Report the total number of lines that include the string "Prompt", without any other text.
-- Start THE DATA --
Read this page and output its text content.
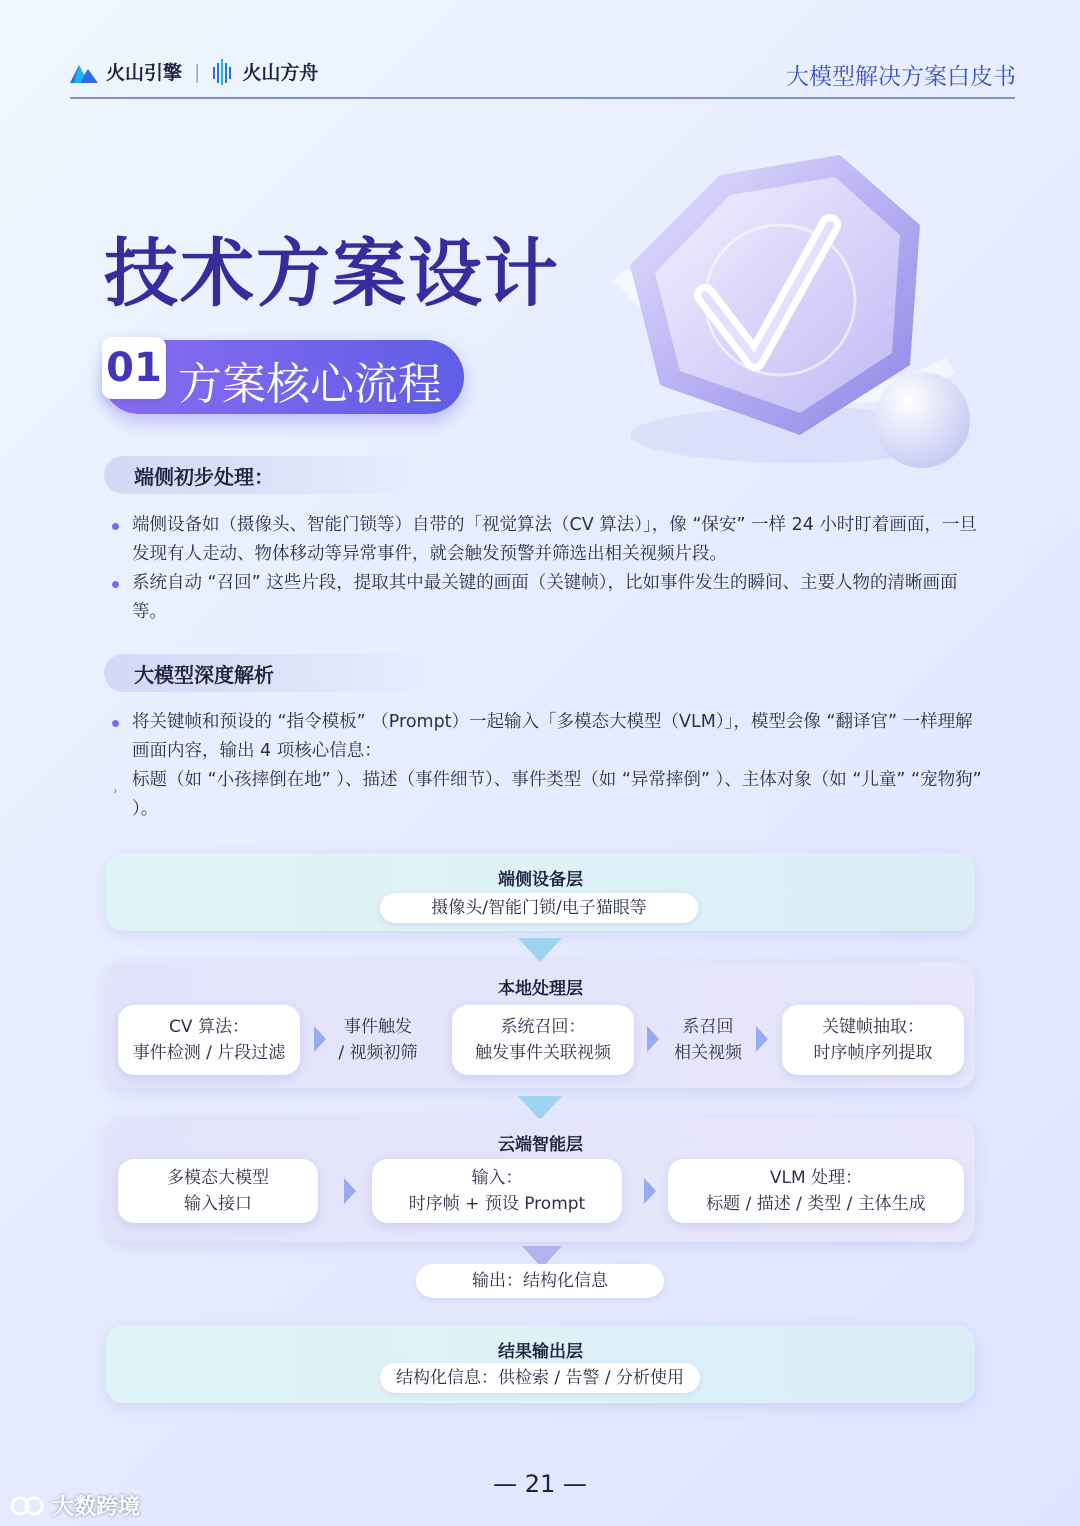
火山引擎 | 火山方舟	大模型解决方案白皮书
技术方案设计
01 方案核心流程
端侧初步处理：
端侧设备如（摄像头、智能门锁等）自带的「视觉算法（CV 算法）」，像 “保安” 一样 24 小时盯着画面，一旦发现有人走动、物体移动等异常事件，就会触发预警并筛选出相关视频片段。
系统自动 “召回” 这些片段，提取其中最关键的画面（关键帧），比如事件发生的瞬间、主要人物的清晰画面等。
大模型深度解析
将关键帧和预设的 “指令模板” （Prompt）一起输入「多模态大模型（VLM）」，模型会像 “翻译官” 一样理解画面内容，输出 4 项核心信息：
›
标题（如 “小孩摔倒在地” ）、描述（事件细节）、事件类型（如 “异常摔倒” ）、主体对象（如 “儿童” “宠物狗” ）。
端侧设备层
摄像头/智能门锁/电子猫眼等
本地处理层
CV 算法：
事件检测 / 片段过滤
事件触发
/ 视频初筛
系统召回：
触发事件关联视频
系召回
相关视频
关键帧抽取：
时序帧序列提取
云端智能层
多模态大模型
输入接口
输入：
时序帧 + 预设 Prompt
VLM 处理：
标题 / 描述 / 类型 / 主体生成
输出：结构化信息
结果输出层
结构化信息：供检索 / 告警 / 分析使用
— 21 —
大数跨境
-- End THE DATA --
* THE COMPLETED TASK
2